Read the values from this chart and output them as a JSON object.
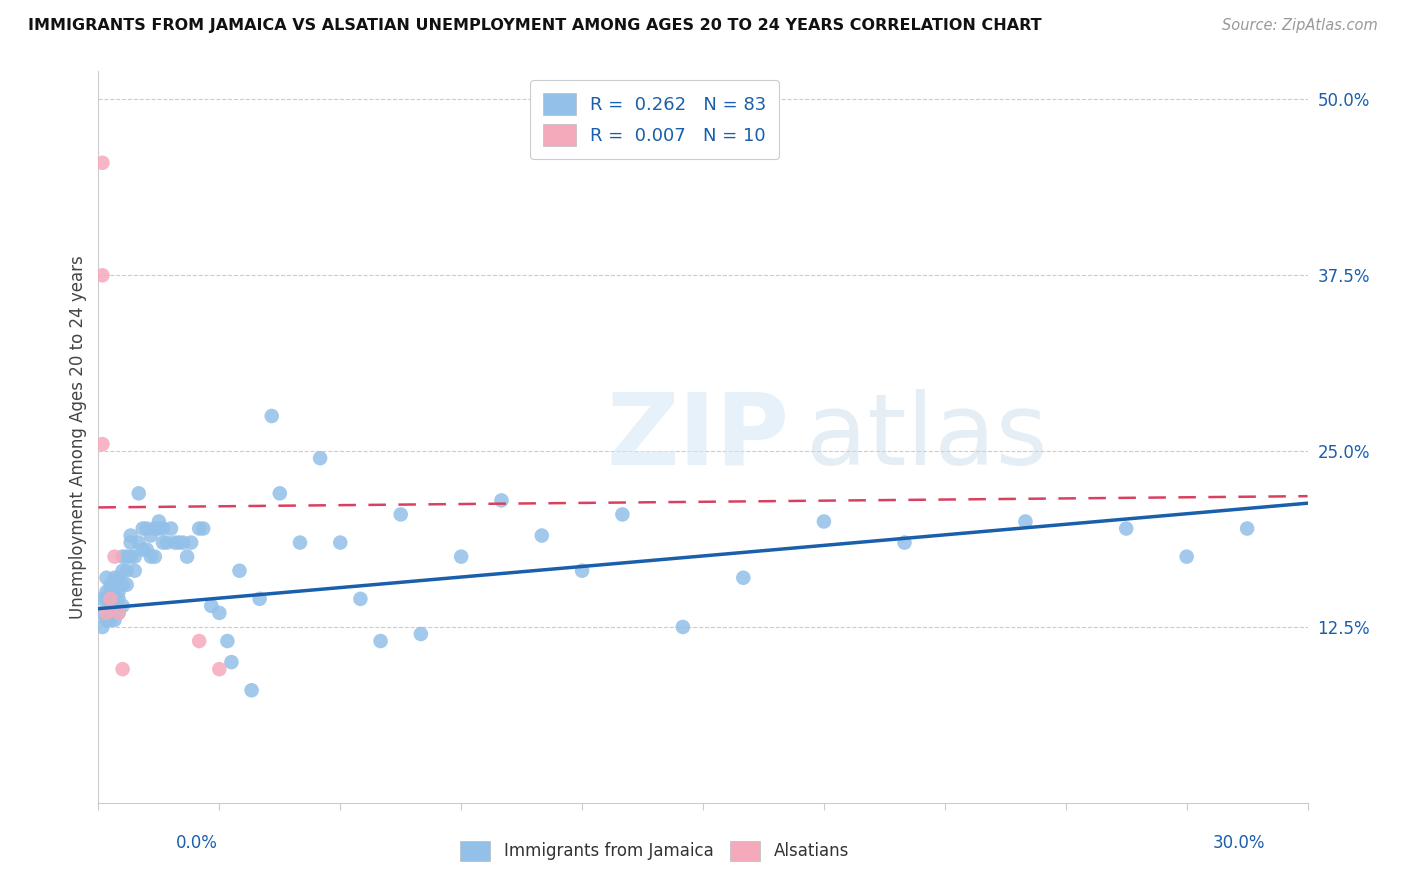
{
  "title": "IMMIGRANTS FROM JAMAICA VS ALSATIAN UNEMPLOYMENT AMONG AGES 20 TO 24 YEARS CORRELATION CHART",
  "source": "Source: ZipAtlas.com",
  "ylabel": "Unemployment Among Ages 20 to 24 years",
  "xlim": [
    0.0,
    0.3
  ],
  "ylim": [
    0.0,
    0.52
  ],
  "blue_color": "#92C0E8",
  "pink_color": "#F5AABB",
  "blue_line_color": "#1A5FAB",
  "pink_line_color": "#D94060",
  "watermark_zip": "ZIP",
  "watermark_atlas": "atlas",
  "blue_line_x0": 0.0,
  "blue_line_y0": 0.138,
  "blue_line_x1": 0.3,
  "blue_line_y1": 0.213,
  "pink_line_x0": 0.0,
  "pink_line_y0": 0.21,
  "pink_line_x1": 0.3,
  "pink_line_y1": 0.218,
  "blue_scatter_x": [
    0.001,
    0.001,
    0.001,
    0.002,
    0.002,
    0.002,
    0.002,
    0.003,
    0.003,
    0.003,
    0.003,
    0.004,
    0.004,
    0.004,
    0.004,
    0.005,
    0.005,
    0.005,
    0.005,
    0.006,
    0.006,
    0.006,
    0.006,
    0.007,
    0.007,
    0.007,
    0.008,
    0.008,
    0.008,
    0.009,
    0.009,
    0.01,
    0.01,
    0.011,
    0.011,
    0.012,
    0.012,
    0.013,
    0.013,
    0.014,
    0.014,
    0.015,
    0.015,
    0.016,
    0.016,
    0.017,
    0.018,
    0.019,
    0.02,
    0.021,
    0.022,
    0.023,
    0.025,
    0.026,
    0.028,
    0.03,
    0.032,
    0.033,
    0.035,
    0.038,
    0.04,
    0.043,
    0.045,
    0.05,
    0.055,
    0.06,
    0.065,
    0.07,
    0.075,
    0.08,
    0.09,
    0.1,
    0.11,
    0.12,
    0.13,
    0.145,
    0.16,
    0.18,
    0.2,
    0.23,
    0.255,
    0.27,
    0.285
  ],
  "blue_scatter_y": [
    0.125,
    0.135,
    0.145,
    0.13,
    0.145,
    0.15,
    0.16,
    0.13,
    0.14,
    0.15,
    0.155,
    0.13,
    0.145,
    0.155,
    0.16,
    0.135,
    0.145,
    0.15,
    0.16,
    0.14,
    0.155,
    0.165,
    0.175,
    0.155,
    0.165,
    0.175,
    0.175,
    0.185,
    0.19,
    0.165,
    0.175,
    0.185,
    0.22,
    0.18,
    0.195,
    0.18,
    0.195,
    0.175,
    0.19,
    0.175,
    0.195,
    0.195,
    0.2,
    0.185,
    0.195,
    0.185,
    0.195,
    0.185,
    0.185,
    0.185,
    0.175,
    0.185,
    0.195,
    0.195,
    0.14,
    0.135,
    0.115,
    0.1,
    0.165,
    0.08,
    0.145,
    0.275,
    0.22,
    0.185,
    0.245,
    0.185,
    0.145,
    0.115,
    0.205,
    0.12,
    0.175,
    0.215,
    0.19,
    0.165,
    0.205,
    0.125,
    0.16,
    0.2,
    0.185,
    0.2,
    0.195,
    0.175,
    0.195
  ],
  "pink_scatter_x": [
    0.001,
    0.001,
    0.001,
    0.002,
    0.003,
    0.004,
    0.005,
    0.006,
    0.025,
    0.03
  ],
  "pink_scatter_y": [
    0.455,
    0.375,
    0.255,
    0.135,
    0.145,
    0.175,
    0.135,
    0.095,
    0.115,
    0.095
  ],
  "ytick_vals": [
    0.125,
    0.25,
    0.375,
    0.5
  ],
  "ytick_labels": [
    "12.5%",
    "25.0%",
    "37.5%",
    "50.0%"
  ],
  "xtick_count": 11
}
——————
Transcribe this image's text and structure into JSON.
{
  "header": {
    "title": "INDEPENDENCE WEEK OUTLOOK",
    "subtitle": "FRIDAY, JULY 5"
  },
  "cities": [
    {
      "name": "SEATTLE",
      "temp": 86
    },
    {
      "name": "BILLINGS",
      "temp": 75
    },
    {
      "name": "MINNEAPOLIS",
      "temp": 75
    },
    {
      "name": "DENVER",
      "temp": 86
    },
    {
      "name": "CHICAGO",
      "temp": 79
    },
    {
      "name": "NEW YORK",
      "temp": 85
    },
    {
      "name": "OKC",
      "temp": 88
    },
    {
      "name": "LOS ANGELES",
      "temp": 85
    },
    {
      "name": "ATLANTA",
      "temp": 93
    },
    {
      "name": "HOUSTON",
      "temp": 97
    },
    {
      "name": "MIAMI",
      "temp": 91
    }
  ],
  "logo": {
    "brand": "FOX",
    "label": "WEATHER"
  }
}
——————
Aim of the task.
Copy every line in the listing above where the string "JSON" turns up.

Full answer.
Read the values from this chart and output them as a JSON object.
Transcribe this image's text and structure into JSON.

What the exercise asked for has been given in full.